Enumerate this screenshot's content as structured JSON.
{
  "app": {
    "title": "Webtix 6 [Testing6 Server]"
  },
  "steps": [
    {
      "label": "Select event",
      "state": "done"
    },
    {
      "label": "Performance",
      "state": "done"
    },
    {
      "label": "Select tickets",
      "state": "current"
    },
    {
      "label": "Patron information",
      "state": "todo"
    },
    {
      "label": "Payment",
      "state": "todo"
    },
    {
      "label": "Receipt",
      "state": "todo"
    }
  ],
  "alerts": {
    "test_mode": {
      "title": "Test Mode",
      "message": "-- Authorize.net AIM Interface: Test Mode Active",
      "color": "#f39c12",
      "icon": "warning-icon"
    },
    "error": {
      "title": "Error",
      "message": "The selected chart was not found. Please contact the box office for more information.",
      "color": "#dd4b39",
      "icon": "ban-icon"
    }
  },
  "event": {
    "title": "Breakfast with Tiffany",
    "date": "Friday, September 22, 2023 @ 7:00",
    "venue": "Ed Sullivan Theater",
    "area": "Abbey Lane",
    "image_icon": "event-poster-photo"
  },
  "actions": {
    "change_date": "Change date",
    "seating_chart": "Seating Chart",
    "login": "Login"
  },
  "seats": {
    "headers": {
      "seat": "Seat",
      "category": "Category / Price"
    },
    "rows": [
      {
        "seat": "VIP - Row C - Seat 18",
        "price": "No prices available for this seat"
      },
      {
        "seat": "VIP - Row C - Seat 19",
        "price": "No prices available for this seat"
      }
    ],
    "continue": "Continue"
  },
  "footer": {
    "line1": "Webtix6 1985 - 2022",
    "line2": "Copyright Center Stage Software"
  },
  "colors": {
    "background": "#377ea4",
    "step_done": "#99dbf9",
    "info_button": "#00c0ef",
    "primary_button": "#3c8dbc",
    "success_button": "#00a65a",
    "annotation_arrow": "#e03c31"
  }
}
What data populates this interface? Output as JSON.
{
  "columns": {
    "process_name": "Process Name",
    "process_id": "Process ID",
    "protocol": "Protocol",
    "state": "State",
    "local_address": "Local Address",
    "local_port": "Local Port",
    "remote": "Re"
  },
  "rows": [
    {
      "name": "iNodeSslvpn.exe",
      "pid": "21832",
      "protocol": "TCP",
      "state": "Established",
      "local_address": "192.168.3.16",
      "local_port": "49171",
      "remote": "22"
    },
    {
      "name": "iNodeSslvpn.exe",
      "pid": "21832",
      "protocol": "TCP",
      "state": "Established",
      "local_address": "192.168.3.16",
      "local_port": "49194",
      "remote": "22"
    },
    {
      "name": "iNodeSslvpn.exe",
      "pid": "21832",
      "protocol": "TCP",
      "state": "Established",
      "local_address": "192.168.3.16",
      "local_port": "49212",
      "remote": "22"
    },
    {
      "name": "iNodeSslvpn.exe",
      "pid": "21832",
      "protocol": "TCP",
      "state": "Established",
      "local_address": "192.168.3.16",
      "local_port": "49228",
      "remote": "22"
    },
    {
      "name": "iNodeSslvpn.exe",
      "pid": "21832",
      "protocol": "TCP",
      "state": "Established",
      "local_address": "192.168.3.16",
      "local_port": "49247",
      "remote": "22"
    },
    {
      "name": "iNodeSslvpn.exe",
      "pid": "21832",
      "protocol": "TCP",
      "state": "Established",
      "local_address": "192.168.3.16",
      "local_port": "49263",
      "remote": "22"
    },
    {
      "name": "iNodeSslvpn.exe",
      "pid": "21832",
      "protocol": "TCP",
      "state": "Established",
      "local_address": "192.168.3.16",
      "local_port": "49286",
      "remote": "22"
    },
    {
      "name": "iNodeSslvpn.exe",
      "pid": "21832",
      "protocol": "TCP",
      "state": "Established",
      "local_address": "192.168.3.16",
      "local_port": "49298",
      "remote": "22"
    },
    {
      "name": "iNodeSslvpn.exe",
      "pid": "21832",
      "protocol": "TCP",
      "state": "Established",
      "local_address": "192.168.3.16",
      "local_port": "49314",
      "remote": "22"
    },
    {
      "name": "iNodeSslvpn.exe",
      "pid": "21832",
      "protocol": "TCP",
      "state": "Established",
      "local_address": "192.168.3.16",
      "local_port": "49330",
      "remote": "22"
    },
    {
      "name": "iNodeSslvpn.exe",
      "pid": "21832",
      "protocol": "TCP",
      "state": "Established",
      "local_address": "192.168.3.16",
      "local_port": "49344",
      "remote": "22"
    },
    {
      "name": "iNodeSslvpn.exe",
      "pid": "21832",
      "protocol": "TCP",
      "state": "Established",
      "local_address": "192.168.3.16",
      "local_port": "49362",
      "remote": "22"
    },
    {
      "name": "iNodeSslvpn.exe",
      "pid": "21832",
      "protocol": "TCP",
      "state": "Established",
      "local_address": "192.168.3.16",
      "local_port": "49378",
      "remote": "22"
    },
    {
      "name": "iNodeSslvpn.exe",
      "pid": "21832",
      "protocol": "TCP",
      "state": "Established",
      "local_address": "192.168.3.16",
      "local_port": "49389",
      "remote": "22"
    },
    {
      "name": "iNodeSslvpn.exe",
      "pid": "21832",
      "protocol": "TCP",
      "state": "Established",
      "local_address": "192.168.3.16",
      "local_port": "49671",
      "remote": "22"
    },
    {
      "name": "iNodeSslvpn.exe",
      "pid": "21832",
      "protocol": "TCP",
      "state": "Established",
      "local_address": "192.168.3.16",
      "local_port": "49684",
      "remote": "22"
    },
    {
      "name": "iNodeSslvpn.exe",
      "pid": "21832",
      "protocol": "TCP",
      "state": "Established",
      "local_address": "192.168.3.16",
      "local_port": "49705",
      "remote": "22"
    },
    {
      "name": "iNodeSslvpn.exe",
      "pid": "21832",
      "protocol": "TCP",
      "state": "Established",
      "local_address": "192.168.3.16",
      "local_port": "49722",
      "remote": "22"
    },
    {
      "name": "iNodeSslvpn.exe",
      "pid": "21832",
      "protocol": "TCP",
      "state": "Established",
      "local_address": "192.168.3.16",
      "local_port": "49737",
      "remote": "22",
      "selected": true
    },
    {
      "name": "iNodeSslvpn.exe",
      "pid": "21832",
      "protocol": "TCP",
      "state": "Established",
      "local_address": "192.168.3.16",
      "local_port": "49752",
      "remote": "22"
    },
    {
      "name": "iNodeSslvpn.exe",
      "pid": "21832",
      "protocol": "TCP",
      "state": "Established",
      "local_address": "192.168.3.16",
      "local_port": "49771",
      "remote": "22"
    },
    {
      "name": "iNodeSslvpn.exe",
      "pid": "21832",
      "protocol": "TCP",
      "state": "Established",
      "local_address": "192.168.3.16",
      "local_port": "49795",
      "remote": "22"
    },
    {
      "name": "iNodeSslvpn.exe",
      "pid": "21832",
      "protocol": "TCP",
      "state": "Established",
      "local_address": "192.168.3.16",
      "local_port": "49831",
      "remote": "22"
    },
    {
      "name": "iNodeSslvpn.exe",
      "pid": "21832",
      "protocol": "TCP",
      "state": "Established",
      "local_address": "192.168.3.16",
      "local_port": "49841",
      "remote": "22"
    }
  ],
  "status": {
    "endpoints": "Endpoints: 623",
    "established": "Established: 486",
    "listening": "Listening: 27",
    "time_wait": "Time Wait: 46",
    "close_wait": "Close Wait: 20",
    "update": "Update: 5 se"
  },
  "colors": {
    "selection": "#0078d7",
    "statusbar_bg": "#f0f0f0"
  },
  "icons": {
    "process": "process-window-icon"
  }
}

Work instructions
Output the lines above verbatim and in full.

Solved problem
Enumerate this screenshot's content as structured JSON.
{
  "app": {
    "title": "Webtix 6 [Testing6 Server]"
  },
  "steps": [
    {
      "label": "Select event",
      "state": "done"
    },
    {
      "label": "Performance",
      "state": "done"
    },
    {
      "label": "Select tickets",
      "state": "current"
    },
    {
      "label": "Patron information",
      "state": "todo"
    },
    {
      "label": "Payment",
      "state": "todo"
    },
    {
      "label": "Receipt",
      "state": "todo"
    }
  ],
  "alerts": {
    "test_mode": {
      "title": "Test Mode",
      "message": "-- Authorize.net AIM Interface: Test Mode Active",
      "color": "#f39c12",
      "icon": "warning-icon"
    },
    "error": {
      "title": "Error",
      "message": "The selected chart was not found. Please contact the box office for more information.",
      "color": "#dd4b39",
      "icon": "ban-icon"
    }
  },
  "event": {
    "title": "Breakfast with Tiffany",
    "date": "Friday, September 22, 2023 @ 7:00",
    "venue": "Ed Sullivan Theater",
    "area": "Abbey Lane",
    "image_icon": "event-poster-photo"
  },
  "actions": {
    "change_date": "Change date",
    "seating_chart": "Seating Chart",
    "login": "Login"
  },
  "seats": {
    "headers": {
      "seat": "Seat",
      "category": "Category / Price"
    },
    "rows": [
      {
        "seat": "VIP - Row C - Seat 18",
        "price": "No prices available for this seat"
      },
      {
        "seat": "VIP - Row C - Seat 19",
        "price": "No prices available for this seat"
      }
    ],
    "continue": "Continue"
  },
  "footer": {
    "line1": "Webtix6 1985 - 2022",
    "line2": "Copyright Center Stage Software"
  },
  "colors": {
    "background": "#377ea4",
    "step_done": "#99dbf9",
    "info_button": "#00c0ef",
    "primary_button": "#3c8dbc",
    "success_button": "#00a65a",
    "annotation_arrow": "#e03c31"
  }
}
What data populates this interface? Output as JSON.
{
  "columns": {
    "process_name": "Process Name",
    "process_id": "Process ID",
    "protocol": "Protocol",
    "state": "State",
    "local_address": "Local Address",
    "local_port": "Local Port",
    "remote": "Re"
  },
  "rows": [
    {
      "name": "iNodeSslvpn.exe",
      "pid": "21832",
      "protocol": "TCP",
      "state": "Established",
      "local_address": "192.168.3.16",
      "local_port": "49171",
      "remote": "22"
    },
    {
      "name": "iNodeSslvpn.exe",
      "pid": "21832",
      "protocol": "TCP",
      "state": "Established",
      "local_address": "192.168.3.16",
      "local_port": "49194",
      "remote": "22"
    },
    {
      "name": "iNodeSslvpn.exe",
      "pid": "21832",
      "protocol": "TCP",
      "state": "Established",
      "local_address": "192.168.3.16",
      "local_port": "49212",
      "remote": "22"
    },
    {
      "name": "iNodeSslvpn.exe",
      "pid": "21832",
      "protocol": "TCP",
      "state": "Established",
      "local_address": "192.168.3.16",
      "local_port": "49228",
      "remote": "22"
    },
    {
      "name": "iNodeSslvpn.exe",
      "pid": "21832",
      "protocol": "TCP",
      "state": "Established",
      "local_address": "192.168.3.16",
      "local_port": "49247",
      "remote": "22"
    },
    {
      "name": "iNodeSslvpn.exe",
      "pid": "21832",
      "protocol": "TCP",
      "state": "Established",
      "local_address": "192.168.3.16",
      "local_port": "49263",
      "remote": "22"
    },
    {
      "name": "iNodeSslvpn.exe",
      "pid": "21832",
      "protocol": "TCP",
      "state": "Established",
      "local_address": "192.168.3.16",
      "local_port": "49286",
      "remote": "22"
    },
    {
      "name": "iNodeSslvpn.exe",
      "pid": "21832",
      "protocol": "TCP",
      "state": "Established",
      "local_address": "192.168.3.16",
      "local_port": "49298",
      "remote": "22"
    },
    {
      "name": "iNodeSslvpn.exe",
      "pid": "21832",
      "protocol": "TCP",
      "state": "Established",
      "local_address": "192.168.3.16",
      "local_port": "49314",
      "remote": "22"
    },
    {
      "name": "iNodeSslvpn.exe",
      "pid": "21832",
      "protocol": "TCP",
      "state": "Established",
      "local_address": "192.168.3.16",
      "local_port": "49330",
      "remote": "22"
    },
    {
      "name": "iNodeSslvpn.exe",
      "pid": "21832",
      "protocol": "TCP",
      "state": "Established",
      "local_address": "192.168.3.16",
      "local_port": "49344",
      "remote": "22"
    },
    {
      "name": "iNodeSslvpn.exe",
      "pid": "21832",
      "protocol": "TCP",
      "state": "Established",
      "local_address": "192.168.3.16",
      "local_port": "49362",
      "remote": "22"
    },
    {
      "name": "iNodeSslvpn.exe",
      "pid": "21832",
      "protocol": "TCP",
      "state": "Established",
      "local_address": "192.168.3.16",
      "local_port": "49378",
      "remote": "22"
    },
    {
      "name": "iNodeSslvpn.exe",
      "pid": "21832",
      "protocol": "TCP",
      "state": "Established",
      "local_address": "192.168.3.16",
      "local_port": "49389",
      "remote": "22"
    },
    {
      "name": "iNodeSslvpn.exe",
      "pid": "21832",
      "protocol": "TCP",
      "state": "Established",
      "local_address": "192.168.3.16",
      "local_port": "49671",
      "remote": "22"
    },
    {
      "name": "iNodeSslvpn.exe",
      "pid": "21832",
      "protocol": "TCP",
      "state": "Established",
      "local_address": "192.168.3.16",
      "local_port": "49684",
      "remote": "22"
    },
    {
      "name": "iNodeSslvpn.exe",
      "pid": "21832",
      "protocol": "TCP",
      "state": "Established",
      "local_address": "192.168.3.16",
      "local_port": "49705",
      "remote": "22"
    },
    {
      "name": "iNodeSslvpn.exe",
      "pid": "21832",
      "protocol": "TCP",
      "state": "Established",
      "local_address": "192.168.3.16",
      "local_port": "49722",
      "remote": "22"
    },
    {
      "name": "iNodeSslvpn.exe",
      "pid": "21832",
      "protocol": "TCP",
      "state": "Established",
      "local_address": "192.168.3.16",
      "local_port": "49737",
      "remote": "22",
      "selected": true
    },
    {
      "name": "iNodeSslvpn.exe",
      "pid": "21832",
      "protocol": "TCP",
      "state": "Established",
      "local_address": "192.168.3.16",
      "local_port": "49752",
      "remote": "22"
    },
    {
      "name": "iNodeSslvpn.exe",
      "pid": "21832",
      "protocol": "TCP",
      "state": "Established",
      "local_address": "192.168.3.16",
      "local_port": "49771",
      "remote": "22"
    },
    {
      "name": "iNodeSslvpn.exe",
      "pid": "21832",
      "protocol": "TCP",
      "state": "Established",
      "local_address": "192.168.3.16",
      "local_port": "49795",
      "remote": "22"
    },
    {
      "name": "iNodeSslvpn.exe",
      "pid": "21832",
      "protocol": "TCP",
      "state": "Established",
      "local_address": "192.168.3.16",
      "local_port": "49831",
      "remote": "22"
    },
    {
      "name": "iNodeSslvpn.exe",
      "pid": "21832",
      "protocol": "TCP",
      "state": "Established",
      "local_address": "192.168.3.16",
      "local_port": "49841",
      "remote": "22"
    }
  ],
  "status": {
    "endpoints": "Endpoints: 623",
    "established": "Established: 486",
    "listening": "Listening: 27",
    "time_wait": "Time Wait: 46",
    "close_wait": "Close Wait: 20",
    "update": "Update: 5 se"
  },
  "colors": {
    "selection": "#0078d7",
    "statusbar_bg": "#f0f0f0"
  },
  "icons": {
    "process": "process-window-icon"
  }
}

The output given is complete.